Collected data entries
#####

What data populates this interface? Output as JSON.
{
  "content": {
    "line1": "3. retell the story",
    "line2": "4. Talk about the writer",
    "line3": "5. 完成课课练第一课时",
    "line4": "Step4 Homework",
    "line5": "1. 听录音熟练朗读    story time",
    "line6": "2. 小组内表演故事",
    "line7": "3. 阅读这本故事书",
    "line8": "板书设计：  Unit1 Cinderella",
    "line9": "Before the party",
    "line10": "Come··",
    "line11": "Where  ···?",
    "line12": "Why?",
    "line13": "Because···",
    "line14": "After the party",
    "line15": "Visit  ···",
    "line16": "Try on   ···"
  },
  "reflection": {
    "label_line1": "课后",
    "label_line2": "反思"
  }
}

#####

Aim of the exercise:
Search the material above for "party". Pull out each line where it shows up.

Task answer:
    "line9": "Before the party",
    "line14": "After the party",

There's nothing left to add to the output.